──────── GIVEN RECORDS

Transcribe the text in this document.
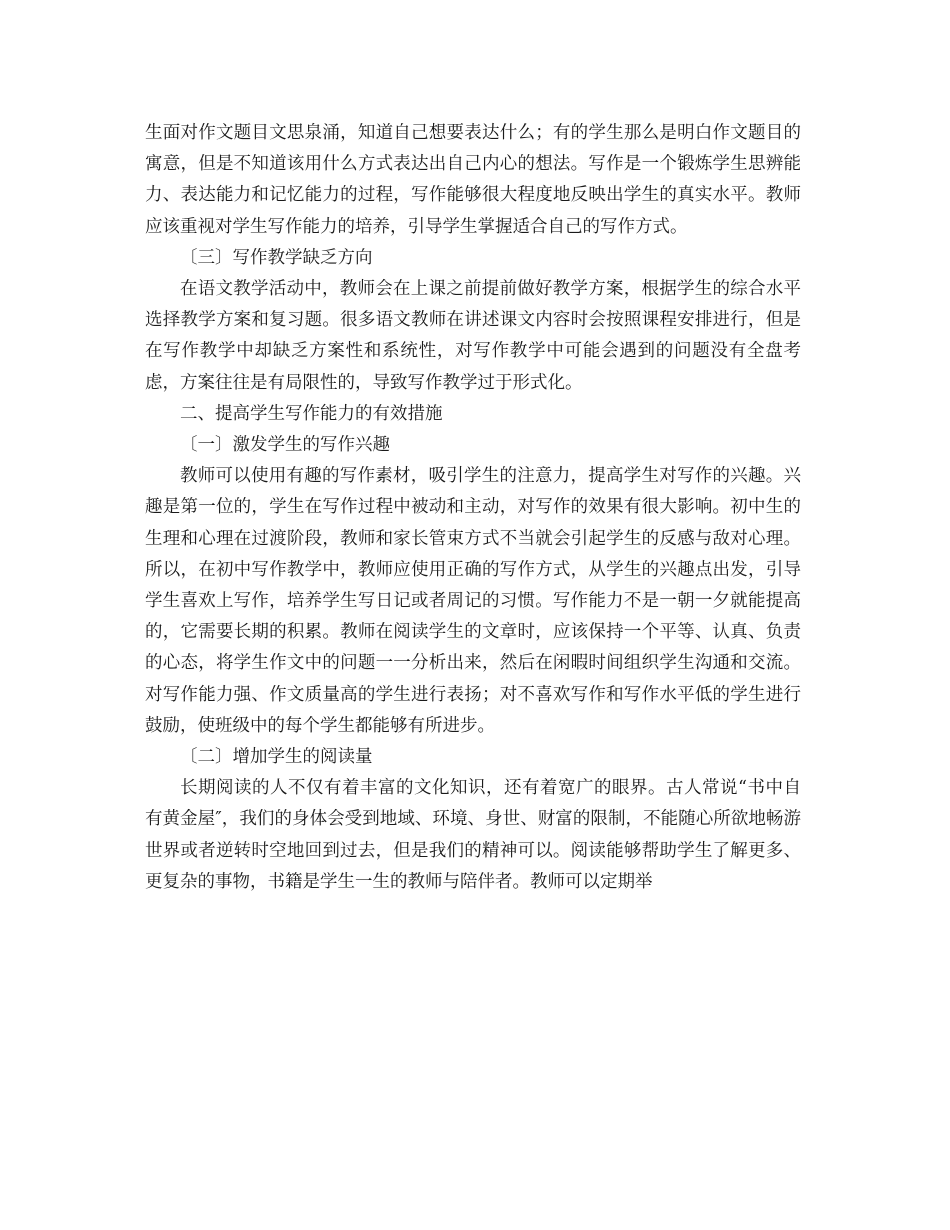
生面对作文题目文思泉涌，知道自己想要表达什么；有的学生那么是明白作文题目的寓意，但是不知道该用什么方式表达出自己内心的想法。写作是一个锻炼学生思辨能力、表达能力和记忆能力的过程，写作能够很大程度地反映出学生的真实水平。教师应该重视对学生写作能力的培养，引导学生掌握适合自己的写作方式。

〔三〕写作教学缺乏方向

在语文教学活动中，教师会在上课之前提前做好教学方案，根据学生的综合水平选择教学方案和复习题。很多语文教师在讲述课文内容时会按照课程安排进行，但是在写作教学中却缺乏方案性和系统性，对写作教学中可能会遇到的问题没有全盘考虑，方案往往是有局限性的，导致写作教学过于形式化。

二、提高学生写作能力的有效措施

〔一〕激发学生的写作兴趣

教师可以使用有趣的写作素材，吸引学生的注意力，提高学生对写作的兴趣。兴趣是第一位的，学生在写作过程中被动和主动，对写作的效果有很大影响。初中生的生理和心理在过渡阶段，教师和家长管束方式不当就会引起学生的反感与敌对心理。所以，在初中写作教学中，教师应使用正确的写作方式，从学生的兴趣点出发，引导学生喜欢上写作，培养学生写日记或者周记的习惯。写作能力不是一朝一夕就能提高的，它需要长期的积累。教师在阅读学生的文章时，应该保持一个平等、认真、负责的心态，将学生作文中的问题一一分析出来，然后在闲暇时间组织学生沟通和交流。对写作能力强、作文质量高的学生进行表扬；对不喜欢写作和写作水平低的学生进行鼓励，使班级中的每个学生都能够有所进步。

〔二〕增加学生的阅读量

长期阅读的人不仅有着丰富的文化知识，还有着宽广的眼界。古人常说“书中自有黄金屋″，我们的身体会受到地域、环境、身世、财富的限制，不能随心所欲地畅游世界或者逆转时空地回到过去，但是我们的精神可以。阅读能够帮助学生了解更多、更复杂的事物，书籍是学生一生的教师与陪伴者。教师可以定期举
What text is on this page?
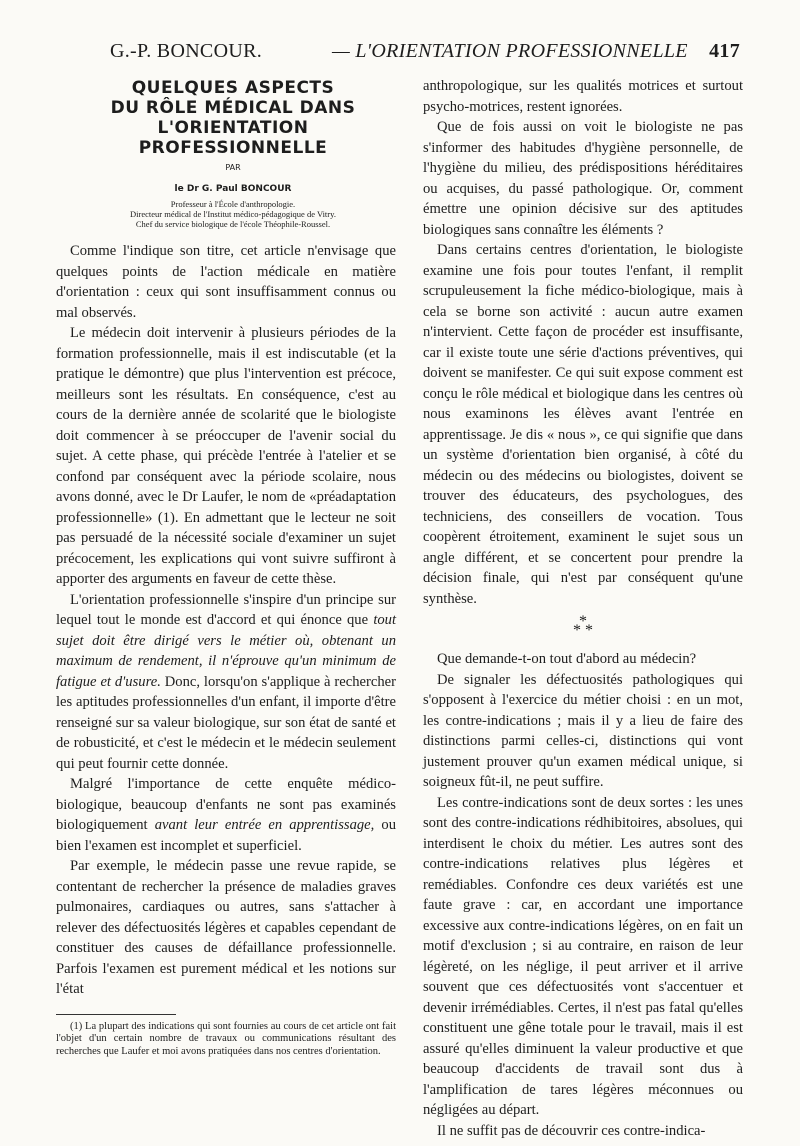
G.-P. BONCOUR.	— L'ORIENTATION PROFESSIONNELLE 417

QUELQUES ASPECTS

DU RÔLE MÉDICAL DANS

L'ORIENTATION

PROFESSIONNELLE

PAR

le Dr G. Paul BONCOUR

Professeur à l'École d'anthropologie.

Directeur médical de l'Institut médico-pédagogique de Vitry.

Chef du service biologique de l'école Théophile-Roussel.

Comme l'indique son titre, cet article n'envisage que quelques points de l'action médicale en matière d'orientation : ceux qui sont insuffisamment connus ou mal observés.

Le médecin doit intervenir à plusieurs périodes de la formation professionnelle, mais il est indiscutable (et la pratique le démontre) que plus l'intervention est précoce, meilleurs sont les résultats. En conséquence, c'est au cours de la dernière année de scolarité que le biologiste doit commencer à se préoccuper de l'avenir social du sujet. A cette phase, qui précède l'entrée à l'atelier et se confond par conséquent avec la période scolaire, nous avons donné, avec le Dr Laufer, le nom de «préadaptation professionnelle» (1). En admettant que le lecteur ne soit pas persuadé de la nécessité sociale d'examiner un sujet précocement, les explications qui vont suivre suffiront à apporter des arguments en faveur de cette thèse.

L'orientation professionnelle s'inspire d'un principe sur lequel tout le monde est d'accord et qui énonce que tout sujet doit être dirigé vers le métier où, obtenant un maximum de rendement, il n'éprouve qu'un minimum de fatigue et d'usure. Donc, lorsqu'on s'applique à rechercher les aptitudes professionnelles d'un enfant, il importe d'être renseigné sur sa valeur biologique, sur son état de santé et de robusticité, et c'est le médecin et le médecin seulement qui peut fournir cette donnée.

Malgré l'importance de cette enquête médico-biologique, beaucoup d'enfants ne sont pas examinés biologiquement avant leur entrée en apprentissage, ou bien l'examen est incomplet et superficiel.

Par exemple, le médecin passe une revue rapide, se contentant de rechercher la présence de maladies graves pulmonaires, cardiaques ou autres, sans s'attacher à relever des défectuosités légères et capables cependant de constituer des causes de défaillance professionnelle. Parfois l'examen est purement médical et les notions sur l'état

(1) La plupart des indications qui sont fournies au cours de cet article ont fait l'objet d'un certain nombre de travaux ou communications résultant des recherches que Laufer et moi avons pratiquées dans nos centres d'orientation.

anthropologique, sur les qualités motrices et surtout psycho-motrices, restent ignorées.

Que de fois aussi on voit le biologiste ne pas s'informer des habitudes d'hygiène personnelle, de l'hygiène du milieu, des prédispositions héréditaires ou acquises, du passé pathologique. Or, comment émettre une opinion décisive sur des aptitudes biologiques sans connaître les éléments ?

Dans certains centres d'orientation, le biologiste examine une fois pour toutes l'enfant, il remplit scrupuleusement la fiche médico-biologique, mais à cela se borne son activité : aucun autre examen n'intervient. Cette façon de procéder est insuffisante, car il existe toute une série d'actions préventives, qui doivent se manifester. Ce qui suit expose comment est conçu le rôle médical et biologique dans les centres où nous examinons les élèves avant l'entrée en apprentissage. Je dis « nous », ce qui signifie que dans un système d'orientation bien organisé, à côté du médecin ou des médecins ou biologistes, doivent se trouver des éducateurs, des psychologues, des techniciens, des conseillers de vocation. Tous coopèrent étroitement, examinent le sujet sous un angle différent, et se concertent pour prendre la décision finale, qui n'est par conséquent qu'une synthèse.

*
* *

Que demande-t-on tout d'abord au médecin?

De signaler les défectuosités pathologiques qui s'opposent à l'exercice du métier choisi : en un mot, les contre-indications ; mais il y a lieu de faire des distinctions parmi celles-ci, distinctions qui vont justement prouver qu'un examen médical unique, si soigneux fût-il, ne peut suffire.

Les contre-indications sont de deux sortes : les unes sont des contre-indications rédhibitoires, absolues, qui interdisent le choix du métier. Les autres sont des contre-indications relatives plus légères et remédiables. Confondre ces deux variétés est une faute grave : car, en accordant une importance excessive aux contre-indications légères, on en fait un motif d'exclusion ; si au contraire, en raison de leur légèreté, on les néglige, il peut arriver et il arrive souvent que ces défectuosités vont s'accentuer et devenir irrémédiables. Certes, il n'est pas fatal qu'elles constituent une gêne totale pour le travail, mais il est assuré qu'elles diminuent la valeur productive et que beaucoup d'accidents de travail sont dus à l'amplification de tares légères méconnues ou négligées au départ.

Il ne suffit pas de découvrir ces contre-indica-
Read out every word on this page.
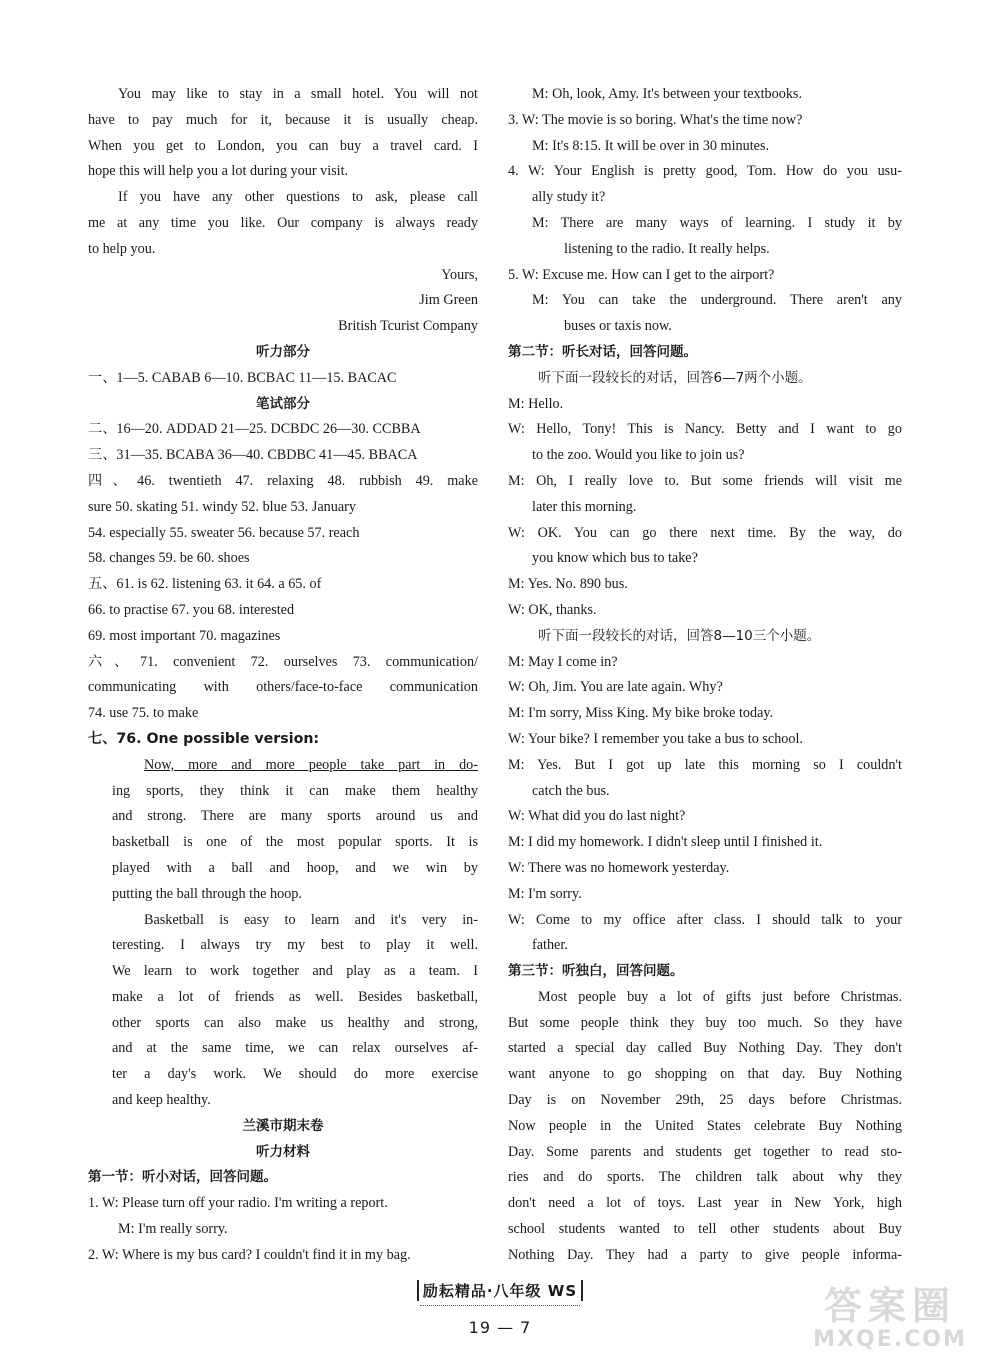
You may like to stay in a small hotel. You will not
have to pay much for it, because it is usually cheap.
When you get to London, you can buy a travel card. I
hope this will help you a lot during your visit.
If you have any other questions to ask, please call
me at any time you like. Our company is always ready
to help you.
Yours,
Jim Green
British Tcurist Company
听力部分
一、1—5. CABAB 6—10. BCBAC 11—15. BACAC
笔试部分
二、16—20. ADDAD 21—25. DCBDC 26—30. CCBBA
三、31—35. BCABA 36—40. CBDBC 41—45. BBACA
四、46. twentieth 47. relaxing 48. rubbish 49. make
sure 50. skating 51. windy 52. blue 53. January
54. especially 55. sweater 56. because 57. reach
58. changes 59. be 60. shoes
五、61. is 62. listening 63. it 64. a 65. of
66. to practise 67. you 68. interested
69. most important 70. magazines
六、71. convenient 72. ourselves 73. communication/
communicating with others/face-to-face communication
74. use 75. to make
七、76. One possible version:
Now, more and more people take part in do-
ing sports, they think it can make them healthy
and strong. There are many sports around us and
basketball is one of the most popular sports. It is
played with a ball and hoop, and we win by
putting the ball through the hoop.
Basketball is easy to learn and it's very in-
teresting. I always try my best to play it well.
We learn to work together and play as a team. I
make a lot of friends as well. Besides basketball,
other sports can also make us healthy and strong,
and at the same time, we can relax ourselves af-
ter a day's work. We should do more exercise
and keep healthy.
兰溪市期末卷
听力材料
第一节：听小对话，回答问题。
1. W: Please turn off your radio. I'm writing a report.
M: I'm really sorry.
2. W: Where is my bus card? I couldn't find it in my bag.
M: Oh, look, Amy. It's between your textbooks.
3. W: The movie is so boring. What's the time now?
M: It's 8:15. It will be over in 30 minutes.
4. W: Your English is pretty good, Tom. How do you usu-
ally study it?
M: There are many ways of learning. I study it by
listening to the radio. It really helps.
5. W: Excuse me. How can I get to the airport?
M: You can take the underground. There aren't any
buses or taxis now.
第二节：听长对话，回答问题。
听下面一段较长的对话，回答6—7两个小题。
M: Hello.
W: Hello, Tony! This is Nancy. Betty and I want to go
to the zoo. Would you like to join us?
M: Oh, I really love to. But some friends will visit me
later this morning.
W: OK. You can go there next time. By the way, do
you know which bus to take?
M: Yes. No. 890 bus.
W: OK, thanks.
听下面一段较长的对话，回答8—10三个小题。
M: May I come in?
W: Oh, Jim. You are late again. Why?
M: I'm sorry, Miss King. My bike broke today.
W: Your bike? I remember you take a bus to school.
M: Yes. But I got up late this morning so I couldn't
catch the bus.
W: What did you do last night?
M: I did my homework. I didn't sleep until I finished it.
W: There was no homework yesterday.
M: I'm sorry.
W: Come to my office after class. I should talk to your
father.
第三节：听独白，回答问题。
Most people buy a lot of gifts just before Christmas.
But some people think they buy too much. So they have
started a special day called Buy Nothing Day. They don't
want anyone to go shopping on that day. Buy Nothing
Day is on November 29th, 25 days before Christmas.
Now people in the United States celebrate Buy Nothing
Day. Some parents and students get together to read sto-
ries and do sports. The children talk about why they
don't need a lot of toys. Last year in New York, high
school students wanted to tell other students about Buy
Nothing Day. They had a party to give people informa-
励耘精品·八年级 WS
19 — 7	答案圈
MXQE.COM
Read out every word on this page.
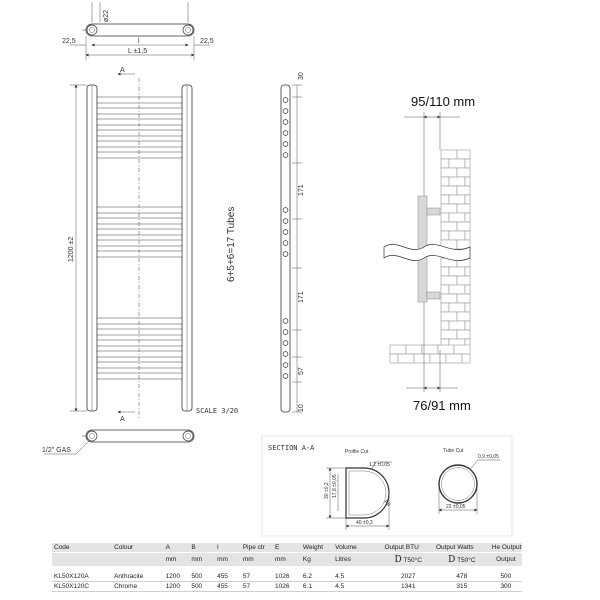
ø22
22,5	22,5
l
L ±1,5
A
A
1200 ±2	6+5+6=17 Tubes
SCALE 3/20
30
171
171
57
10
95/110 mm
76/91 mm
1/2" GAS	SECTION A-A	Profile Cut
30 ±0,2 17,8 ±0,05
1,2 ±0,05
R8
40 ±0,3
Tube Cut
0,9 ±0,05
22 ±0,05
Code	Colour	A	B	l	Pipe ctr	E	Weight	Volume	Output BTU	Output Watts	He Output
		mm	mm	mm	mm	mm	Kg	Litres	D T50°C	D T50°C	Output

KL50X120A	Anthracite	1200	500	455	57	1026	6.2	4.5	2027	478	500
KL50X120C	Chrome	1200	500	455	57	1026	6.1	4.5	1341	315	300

────────────────

State the count of lines with the word "much" in them, and write nothing else.

## [OUTPUT OF THE EXERCISE]
2